§ **Exercise**: Are you able to retype all the records below exactly?

>> START Material for this task

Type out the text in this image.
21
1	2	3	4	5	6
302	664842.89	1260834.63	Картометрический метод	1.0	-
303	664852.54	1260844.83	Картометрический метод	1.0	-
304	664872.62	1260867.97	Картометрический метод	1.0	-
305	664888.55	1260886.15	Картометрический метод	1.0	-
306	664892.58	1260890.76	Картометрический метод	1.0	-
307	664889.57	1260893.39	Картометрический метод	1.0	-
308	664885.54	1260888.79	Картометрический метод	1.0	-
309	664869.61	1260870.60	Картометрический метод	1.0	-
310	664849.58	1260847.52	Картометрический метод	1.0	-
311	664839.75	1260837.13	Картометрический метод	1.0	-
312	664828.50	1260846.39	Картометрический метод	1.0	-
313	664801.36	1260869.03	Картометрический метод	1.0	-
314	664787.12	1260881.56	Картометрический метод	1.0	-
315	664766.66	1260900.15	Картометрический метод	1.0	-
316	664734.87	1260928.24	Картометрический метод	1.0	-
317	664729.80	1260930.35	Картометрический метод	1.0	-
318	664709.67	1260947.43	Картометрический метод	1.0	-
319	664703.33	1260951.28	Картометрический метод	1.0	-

>> END Material for this task

§ **Full response**:
Type out the text in this image.
21
1	2	3	4	5	6
302	664842.89	1260834.63	Картометрический метод	1.0	-
303	664852.54	1260844.83	Картометрический метод	1.0	-
304	664872.62	1260867.97	Картометрический метод	1.0	-
305	664888.55	1260886.15	Картометрический метод	1.0	-
306	664892.58	1260890.76	Картометрический метод	1.0	-
307	664889.57	1260893.39	Картометрический метод	1.0	-
308	664885.54	1260888.79	Картометрический метод	1.0	-
309	664869.61	1260870.60	Картометрический метод	1.0	-
310	664849.58	1260847.52	Картометрический метод	1.0	-
311	664839.75	1260837.13	Картометрический метод	1.0	-
312	664828.50	1260846.39	Картометрический метод	1.0	-
313	664801.36	1260869.03	Картометрический метод	1.0	-
314	664787.12	1260881.56	Картометрический метод	1.0	-
315	664766.66	1260900.15	Картометрический метод	1.0	-
316	664734.87	1260928.24	Картометрический метод	1.0	-
317	664729.80	1260930.35	Картометрический метод	1.0	-
318	664709.67	1260947.43	Картометрический метод	1.0	-
319	664703.33	1260951.28	Картометрический метод	1.0	-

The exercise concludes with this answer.